SET TASK
Output all of the records exactly as written.

--- BEGIN ---

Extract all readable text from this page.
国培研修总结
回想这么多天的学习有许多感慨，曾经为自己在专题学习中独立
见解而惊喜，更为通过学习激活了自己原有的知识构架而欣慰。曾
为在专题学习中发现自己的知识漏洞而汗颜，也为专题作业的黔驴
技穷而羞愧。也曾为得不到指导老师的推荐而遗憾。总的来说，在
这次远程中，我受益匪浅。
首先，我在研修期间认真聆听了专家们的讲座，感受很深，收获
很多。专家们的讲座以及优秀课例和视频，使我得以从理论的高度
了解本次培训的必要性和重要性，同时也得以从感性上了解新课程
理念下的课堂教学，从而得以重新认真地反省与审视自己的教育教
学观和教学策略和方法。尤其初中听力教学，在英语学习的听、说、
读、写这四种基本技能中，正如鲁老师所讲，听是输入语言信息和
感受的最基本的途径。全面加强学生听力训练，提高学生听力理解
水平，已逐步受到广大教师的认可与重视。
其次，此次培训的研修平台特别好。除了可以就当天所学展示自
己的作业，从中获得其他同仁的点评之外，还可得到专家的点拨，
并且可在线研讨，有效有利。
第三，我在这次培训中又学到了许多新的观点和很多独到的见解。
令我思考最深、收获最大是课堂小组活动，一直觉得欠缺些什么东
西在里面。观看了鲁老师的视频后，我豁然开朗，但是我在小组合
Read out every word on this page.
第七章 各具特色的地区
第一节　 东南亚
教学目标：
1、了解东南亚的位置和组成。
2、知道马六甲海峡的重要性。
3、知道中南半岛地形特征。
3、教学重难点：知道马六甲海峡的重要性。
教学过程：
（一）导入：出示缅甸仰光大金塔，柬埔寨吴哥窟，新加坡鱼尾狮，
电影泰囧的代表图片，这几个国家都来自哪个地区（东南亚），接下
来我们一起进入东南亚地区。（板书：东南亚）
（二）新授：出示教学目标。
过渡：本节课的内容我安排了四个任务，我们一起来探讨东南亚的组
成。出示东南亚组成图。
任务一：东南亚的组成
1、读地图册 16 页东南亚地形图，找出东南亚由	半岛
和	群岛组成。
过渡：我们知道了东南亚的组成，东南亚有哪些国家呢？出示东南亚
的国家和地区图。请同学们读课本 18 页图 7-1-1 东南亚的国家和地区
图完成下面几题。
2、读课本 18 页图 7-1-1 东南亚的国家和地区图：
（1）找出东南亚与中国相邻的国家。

--- END ---

SOLUTION TO THE EXERCISE
Extract all readable text from this page.
国培研修总结
回想这么多天的学习有许多感慨，曾经为自己在专题学习中独立
见解而惊喜，更为通过学习激活了自己原有的知识构架而欣慰。曾
为在专题学习中发现自己的知识漏洞而汗颜，也为专题作业的黔驴
技穷而羞愧。也曾为得不到指导老师的推荐而遗憾。总的来说，在
这次远程中，我受益匪浅。
首先，我在研修期间认真聆听了专家们的讲座，感受很深，收获
很多。专家们的讲座以及优秀课例和视频，使我得以从理论的高度
了解本次培训的必要性和重要性，同时也得以从感性上了解新课程
理念下的课堂教学，从而得以重新认真地反省与审视自己的教育教
学观和教学策略和方法。尤其初中听力教学，在英语学习的听、说、
读、写这四种基本技能中，正如鲁老师所讲，听是输入语言信息和
感受的最基本的途径。全面加强学生听力训练，提高学生听力理解
水平，已逐步受到广大教师的认可与重视。
其次，此次培训的研修平台特别好。除了可以就当天所学展示自
己的作业，从中获得其他同仁的点评之外，还可得到专家的点拨，
并且可在线研讨，有效有利。
第三，我在这次培训中又学到了许多新的观点和很多独到的见解。
令我思考最深、收获最大是课堂小组活动，一直觉得欠缺些什么东
西在里面。观看了鲁老师的视频后，我豁然开朗，但是我在小组合
Read out every word on this page.
第七章 各具特色的地区
第一节　 东南亚
教学目标：
1、了解东南亚的位置和组成。
2、知道马六甲海峡的重要性。
3、知道中南半岛地形特征。
3、教学重难点：知道马六甲海峡的重要性。
教学过程：
（一）导入：出示缅甸仰光大金塔，柬埔寨吴哥窟，新加坡鱼尾狮，
电影泰囧的代表图片，这几个国家都来自哪个地区（东南亚），接下
来我们一起进入东南亚地区。（板书：东南亚）
（二）新授：出示教学目标。
过渡：本节课的内容我安排了四个任务，我们一起来探讨东南亚的组
成。出示东南亚组成图。
任务一：东南亚的组成
1、读地图册 16 页东南亚地形图，找出东南亚由	半岛
和	群岛组成。
过渡：我们知道了东南亚的组成，东南亚有哪些国家呢？出示东南亚
的国家和地区图。请同学们读课本 18 页图 7-1-1 东南亚的国家和地区
图完成下面几题。
2、读课本 18 页图 7-1-1 东南亚的国家和地区图：
（1）找出东南亚与中国相邻的国家。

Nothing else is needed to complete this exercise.